## Collection entries
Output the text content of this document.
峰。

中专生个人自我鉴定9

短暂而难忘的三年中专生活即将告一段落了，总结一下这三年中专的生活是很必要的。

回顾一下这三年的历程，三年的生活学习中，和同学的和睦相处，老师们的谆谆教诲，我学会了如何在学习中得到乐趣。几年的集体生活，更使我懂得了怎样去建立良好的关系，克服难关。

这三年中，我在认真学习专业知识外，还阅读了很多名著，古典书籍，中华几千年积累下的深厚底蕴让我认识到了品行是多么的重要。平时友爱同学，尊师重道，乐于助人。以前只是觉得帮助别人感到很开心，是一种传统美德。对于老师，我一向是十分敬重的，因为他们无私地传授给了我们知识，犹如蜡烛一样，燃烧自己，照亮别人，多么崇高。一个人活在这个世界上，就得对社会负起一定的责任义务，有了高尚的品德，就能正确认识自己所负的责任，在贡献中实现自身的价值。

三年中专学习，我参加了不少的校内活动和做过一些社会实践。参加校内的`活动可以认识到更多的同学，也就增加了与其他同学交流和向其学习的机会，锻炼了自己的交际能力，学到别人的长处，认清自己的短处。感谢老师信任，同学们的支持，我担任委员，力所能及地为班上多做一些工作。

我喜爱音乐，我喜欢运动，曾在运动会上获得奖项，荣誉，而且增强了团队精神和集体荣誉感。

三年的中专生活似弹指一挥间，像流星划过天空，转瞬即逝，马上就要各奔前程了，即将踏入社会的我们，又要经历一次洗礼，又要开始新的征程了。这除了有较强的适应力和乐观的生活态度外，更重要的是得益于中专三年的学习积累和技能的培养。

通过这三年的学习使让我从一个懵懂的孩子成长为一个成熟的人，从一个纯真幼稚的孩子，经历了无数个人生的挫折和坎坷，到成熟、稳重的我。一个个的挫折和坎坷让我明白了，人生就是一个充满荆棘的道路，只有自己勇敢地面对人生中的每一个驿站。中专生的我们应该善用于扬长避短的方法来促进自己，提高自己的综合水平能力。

## Your goal
Retype the data exactly as given.

## Response below
Output the text content of this document.
峰。

中专生个人自我鉴定9

短暂而难忘的三年中专生活即将告一段落了，总结一下这三年中专的生活是很必要的。

回顾一下这三年的历程，三年的生活学习中，和同学的和睦相处，老师们的谆谆教诲，我学会了如何在学习中得到乐趣。几年的集体生活，更使我懂得了怎样去建立良好的关系，克服难关。

这三年中，我在认真学习专业知识外，还阅读了很多名著，古典书籍，中华几千年积累下的深厚底蕴让我认识到了品行是多么的重要。平时友爱同学，尊师重道，乐于助人。以前只是觉得帮助别人感到很开心，是一种传统美德。对于老师，我一向是十分敬重的，因为他们无私地传授给了我们知识，犹如蜡烛一样，燃烧自己，照亮别人，多么崇高。一个人活在这个世界上，就得对社会负起一定的责任义务，有了高尚的品德，就能正确认识自己所负的责任，在贡献中实现自身的价值。

三年中专学习，我参加了不少的校内活动和做过一些社会实践。参加校内的`活动可以认识到更多的同学，也就增加了与其他同学交流和向其学习的机会，锻炼了自己的交际能力，学到别人的长处，认清自己的短处。感谢老师信任，同学们的支持，我担任委员，力所能及地为班上多做一些工作。

我喜爱音乐，我喜欢运动，曾在运动会上获得奖项，荣誉，而且增强了团队精神和集体荣誉感。

三年的中专生活似弹指一挥间，像流星划过天空，转瞬即逝，马上就要各奔前程了，即将踏入社会的我们，又要经历一次洗礼，又要开始新的征程了。这除了有较强的适应力和乐观的生活态度外，更重要的是得益于中专三年的学习积累和技能的培养。

通过这三年的学习使让我从一个懵懂的孩子成长为一个成熟的人，从一个纯真幼稚的孩子，经历了无数个人生的挫折和坎坷，到成熟、稳重的我。一个个的挫折和坎坷让我明白了，人生就是一个充满荆棘的道路，只有自己勇敢地面对人生中的每一个驿站。中专生的我们应该善用于扬长避短的方法来促进自己，提高自己的综合水平能力。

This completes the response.